EXERCISE DIRECTIONS: Can you restate the records below word for word?

Stored records
/---
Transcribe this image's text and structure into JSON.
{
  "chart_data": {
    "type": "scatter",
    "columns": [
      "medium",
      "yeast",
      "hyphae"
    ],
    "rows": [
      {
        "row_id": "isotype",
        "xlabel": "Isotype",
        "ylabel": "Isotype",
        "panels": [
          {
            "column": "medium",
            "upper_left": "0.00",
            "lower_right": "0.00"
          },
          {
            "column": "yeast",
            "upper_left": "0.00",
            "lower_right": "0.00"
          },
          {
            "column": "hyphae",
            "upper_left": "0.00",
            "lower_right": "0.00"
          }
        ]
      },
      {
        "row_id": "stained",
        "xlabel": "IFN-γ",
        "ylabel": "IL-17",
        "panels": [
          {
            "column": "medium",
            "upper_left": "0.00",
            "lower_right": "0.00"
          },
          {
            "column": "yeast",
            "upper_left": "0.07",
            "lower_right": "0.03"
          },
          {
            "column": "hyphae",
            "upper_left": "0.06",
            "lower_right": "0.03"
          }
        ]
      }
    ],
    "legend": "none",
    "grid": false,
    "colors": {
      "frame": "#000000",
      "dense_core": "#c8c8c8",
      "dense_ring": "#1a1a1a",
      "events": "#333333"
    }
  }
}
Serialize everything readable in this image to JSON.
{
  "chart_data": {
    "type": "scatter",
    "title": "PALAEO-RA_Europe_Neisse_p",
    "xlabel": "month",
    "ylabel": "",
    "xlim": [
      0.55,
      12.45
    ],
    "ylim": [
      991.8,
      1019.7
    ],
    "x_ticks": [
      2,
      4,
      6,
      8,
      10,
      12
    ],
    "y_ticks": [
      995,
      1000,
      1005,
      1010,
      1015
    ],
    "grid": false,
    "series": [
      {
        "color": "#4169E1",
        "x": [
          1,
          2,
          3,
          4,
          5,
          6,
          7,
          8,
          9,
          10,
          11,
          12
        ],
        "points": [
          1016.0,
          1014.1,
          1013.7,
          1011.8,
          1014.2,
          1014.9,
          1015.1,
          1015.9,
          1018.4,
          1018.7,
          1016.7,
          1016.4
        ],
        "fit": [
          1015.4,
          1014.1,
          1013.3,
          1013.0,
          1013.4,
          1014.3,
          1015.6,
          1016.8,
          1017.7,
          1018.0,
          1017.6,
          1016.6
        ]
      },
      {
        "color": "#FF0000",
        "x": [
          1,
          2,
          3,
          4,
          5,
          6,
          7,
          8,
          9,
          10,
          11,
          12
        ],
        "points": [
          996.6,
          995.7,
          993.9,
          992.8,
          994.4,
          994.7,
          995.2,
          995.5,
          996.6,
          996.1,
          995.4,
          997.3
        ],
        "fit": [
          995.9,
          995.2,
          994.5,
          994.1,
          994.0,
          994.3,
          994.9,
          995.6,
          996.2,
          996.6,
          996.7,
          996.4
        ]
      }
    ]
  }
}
\---
SOLUTION FOR THIS EXERCISE:
Transcribe this image's text and structure into JSON.
{
  "chart_data": {
    "type": "scatter",
    "columns": [
      "medium",
      "yeast",
      "hyphae"
    ],
    "rows": [
      {
        "row_id": "isotype",
        "xlabel": "Isotype",
        "ylabel": "Isotype",
        "panels": [
          {
            "column": "medium",
            "upper_left": "0.00",
            "lower_right": "0.00"
          },
          {
            "column": "yeast",
            "upper_left": "0.00",
            "lower_right": "0.00"
          },
          {
            "column": "hyphae",
            "upper_left": "0.00",
            "lower_right": "0.00"
          }
        ]
      },
      {
        "row_id": "stained",
        "xlabel": "IFN-γ",
        "ylabel": "IL-17",
        "panels": [
          {
            "column": "medium",
            "upper_left": "0.00",
            "lower_right": "0.00"
          },
          {
            "column": "yeast",
            "upper_left": "0.07",
            "lower_right": "0.03"
          },
          {
            "column": "hyphae",
            "upper_left": "0.06",
            "lower_right": "0.03"
          }
        ]
      }
    ],
    "legend": "none",
    "grid": false,
    "colors": {
      "frame": "#000000",
      "dense_core": "#c8c8c8",
      "dense_ring": "#1a1a1a",
      "events": "#333333"
    }
  }
}
Serialize everything readable in this image to JSON.
{
  "chart_data": {
    "type": "scatter",
    "title": "PALAEO-RA_Europe_Neisse_p",
    "xlabel": "month",
    "ylabel": "",
    "xlim": [
      0.55,
      12.45
    ],
    "ylim": [
      991.8,
      1019.7
    ],
    "x_ticks": [
      2,
      4,
      6,
      8,
      10,
      12
    ],
    "y_ticks": [
      995,
      1000,
      1005,
      1010,
      1015
    ],
    "grid": false,
    "series": [
      {
        "color": "#4169E1",
        "x": [
          1,
          2,
          3,
          4,
          5,
          6,
          7,
          8,
          9,
          10,
          11,
          12
        ],
        "points": [
          1016.0,
          1014.1,
          1013.7,
          1011.8,
          1014.2,
          1014.9,
          1015.1,
          1015.9,
          1018.4,
          1018.7,
          1016.7,
          1016.4
        ],
        "fit": [
          1015.4,
          1014.1,
          1013.3,
          1013.0,
          1013.4,
          1014.3,
          1015.6,
          1016.8,
          1017.7,
          1018.0,
          1017.6,
          1016.6
        ]
      },
      {
        "color": "#FF0000",
        "x": [
          1,
          2,
          3,
          4,
          5,
          6,
          7,
          8,
          9,
          10,
          11,
          12
        ],
        "points": [
          996.6,
          995.7,
          993.9,
          992.8,
          994.4,
          994.7,
          995.2,
          995.5,
          996.6,
          996.1,
          995.4,
          997.3
        ],
        "fit": [
          995.9,
          995.2,
          994.5,
          994.1,
          994.0,
          994.3,
          994.9,
          995.6,
          996.2,
          996.6,
          996.7,
          996.4
        ]
      }
    ]
  }
}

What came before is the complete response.